* Short problem
Filter out everything except lines holding "JSON".

* Provided records
--- --- ---

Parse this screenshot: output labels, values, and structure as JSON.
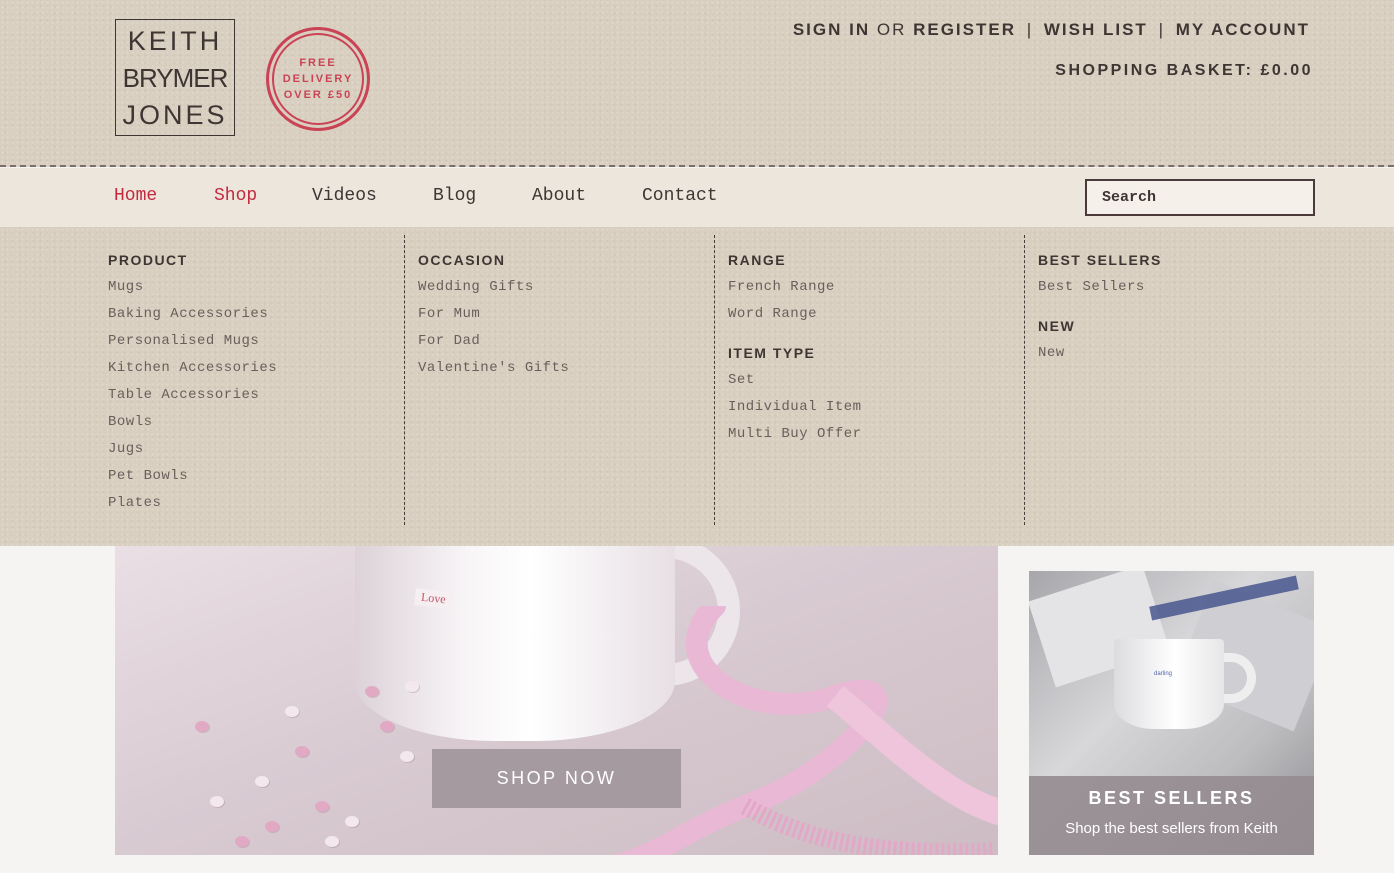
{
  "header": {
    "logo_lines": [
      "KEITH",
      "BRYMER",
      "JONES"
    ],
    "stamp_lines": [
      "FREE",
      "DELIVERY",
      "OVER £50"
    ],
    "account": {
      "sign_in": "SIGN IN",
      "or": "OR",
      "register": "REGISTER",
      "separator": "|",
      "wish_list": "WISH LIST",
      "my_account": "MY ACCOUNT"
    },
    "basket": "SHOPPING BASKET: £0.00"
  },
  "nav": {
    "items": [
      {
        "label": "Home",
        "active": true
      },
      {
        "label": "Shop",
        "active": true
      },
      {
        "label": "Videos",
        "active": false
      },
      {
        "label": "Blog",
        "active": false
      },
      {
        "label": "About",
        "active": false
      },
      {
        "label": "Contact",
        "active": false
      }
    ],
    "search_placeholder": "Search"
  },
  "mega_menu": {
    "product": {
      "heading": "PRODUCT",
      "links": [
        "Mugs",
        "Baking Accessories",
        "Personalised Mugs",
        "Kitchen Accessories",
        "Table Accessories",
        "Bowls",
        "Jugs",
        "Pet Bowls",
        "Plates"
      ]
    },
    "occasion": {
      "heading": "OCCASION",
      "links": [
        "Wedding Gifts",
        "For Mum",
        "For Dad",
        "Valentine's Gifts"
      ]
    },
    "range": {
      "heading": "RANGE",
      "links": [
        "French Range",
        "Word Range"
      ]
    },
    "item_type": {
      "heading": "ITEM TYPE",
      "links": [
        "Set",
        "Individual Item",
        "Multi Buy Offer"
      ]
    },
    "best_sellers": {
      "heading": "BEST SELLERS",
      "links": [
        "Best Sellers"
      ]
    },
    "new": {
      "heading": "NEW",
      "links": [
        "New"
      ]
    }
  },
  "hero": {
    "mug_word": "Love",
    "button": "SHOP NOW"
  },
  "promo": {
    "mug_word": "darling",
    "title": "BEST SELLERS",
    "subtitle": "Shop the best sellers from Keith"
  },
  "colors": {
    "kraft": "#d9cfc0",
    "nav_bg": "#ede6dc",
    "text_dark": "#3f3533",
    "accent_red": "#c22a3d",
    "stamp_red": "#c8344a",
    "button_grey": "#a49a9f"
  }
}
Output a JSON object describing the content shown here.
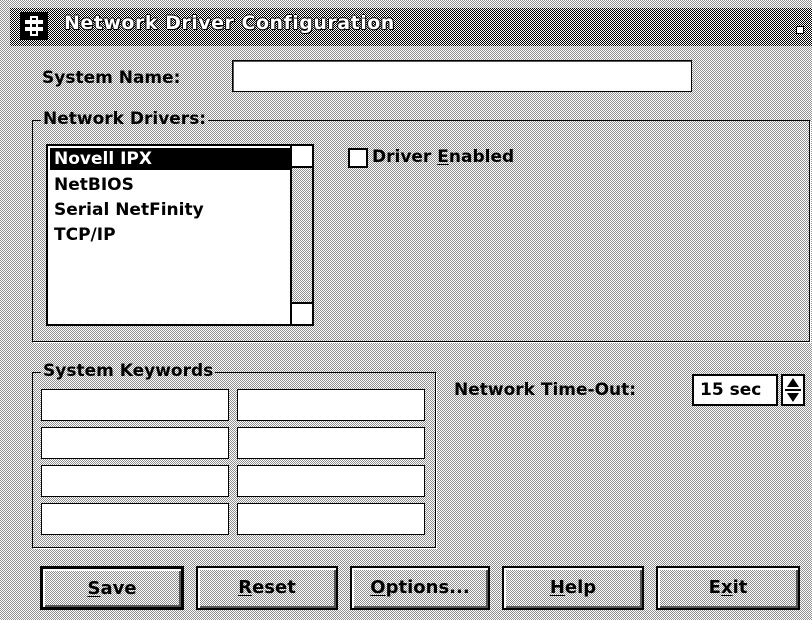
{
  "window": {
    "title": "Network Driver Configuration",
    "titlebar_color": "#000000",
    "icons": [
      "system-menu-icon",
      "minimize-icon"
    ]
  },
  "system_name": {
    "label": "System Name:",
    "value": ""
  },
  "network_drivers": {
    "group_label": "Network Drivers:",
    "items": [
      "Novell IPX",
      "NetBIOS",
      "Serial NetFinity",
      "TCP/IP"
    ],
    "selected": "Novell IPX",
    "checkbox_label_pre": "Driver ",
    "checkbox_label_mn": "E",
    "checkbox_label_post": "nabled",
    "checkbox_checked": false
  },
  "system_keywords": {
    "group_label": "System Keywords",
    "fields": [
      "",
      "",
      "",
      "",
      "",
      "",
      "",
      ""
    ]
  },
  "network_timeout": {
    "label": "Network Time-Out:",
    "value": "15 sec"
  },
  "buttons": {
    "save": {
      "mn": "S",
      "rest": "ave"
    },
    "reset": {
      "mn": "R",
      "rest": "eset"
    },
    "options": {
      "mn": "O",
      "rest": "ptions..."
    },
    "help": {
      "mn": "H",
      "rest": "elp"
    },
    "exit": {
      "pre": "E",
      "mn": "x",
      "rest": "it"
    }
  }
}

--- --- ---

* Answer to this problem
Parse this screenshot: output labels, values, and structure as JSON.
Output a JSON object describing the content shown here.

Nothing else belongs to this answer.